-- Start Records for processing --

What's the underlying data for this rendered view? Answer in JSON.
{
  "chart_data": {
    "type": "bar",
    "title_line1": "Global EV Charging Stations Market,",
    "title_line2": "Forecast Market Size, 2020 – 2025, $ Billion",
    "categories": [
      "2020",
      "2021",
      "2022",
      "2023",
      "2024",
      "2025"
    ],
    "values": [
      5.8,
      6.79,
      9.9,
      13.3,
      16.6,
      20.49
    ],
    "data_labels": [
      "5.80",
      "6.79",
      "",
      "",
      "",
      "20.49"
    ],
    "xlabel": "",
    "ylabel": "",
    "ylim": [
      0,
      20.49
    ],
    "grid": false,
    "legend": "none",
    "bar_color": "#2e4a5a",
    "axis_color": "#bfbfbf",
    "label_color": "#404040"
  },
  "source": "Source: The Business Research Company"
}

-- End Records for processing --

Work required:
Retype all of the material above with every character intact.

Final result:
What's the underlying data for this rendered view? Answer in JSON.
{
  "chart_data": {
    "type": "bar",
    "title_line1": "Global EV Charging Stations Market,",
    "title_line2": "Forecast Market Size, 2020 – 2025, $ Billion",
    "categories": [
      "2020",
      "2021",
      "2022",
      "2023",
      "2024",
      "2025"
    ],
    "values": [
      5.8,
      6.79,
      9.9,
      13.3,
      16.6,
      20.49
    ],
    "data_labels": [
      "5.80",
      "6.79",
      "",
      "",
      "",
      "20.49"
    ],
    "xlabel": "",
    "ylabel": "",
    "ylim": [
      0,
      20.49
    ],
    "grid": false,
    "legend": "none",
    "bar_color": "#2e4a5a",
    "axis_color": "#bfbfbf",
    "label_color": "#404040"
  },
  "source": "Source: The Business Research Company"
}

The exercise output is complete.